Input material:
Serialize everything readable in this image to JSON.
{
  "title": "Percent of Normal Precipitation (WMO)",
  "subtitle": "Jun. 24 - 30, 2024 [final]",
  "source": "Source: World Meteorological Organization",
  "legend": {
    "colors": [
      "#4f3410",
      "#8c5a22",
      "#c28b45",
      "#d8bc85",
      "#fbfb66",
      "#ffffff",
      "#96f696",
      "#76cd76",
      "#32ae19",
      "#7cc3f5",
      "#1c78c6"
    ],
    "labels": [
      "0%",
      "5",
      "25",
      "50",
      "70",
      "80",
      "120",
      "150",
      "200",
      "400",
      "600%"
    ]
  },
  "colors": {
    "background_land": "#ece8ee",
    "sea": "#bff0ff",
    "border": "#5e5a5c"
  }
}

Task description:
Reproduce the material in full, with no word added or dropped.

Answer in full:
Serialize everything readable in this image to JSON.
{
  "title": "Percent of Normal Precipitation (WMO)",
  "subtitle": "Jun. 24 - 30, 2024 [final]",
  "source": "Source: World Meteorological Organization",
  "legend": {
    "colors": [
      "#4f3410",
      "#8c5a22",
      "#c28b45",
      "#d8bc85",
      "#fbfb66",
      "#ffffff",
      "#96f696",
      "#76cd76",
      "#32ae19",
      "#7cc3f5",
      "#1c78c6"
    ],
    "labels": [
      "0%",
      "5",
      "25",
      "50",
      "70",
      "80",
      "120",
      "150",
      "200",
      "400",
      "600%"
    ]
  },
  "colors": {
    "background_land": "#ece8ee",
    "sea": "#bff0ff",
    "border": "#5e5a5c"
  }
}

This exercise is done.